_Stated problem_
Reply with one number: the count of lines in the listing that contain the string "color".

** start of Recorded data **

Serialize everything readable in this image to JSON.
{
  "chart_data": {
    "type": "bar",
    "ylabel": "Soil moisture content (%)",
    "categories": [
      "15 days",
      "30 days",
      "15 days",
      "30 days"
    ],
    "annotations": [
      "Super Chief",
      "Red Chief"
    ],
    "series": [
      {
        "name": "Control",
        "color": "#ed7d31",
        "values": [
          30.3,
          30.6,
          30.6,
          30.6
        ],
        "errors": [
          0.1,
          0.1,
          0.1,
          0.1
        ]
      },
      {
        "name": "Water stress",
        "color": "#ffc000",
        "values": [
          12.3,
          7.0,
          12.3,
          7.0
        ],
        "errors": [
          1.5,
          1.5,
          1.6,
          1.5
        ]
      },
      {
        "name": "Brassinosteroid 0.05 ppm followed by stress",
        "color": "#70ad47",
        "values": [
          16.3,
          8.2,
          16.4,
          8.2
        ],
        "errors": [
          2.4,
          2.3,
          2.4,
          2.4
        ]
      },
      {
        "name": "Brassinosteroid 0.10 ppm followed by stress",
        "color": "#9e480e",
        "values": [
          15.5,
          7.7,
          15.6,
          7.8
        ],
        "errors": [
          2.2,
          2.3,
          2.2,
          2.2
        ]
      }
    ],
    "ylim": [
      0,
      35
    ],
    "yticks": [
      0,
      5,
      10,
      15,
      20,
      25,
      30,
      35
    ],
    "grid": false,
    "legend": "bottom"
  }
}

** end of Recorded data **

_Expected output_
4